::: Data shown
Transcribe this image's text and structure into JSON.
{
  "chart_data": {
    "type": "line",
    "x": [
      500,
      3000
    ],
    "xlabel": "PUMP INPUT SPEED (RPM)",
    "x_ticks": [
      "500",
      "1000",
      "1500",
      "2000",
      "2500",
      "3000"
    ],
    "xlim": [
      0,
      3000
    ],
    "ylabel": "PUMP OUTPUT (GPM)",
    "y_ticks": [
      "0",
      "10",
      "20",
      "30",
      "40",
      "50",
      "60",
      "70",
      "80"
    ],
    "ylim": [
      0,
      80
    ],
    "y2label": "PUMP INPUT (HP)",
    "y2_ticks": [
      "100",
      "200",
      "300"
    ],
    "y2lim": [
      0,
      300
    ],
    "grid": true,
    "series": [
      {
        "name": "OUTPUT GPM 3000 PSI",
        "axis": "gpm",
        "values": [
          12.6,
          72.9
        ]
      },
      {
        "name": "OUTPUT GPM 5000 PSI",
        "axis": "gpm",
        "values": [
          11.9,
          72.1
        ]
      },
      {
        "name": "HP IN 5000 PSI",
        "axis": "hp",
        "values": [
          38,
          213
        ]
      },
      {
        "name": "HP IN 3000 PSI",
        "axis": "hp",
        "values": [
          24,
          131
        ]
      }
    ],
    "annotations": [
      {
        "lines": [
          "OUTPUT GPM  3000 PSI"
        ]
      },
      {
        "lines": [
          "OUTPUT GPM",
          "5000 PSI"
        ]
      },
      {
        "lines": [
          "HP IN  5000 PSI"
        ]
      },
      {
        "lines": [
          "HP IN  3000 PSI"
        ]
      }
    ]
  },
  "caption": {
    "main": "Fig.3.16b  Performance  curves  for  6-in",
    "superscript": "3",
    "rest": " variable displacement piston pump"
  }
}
::::::
**What to work on**: Above are the records. Copy every line in them holding "name".

**Response**:
        "name": "OUTPUT GPM 3000 PSI",
        "name": "OUTPUT GPM 5000 PSI",
        "name": "HP IN 5000 PSI",
        "name": "HP IN 3000 PSI",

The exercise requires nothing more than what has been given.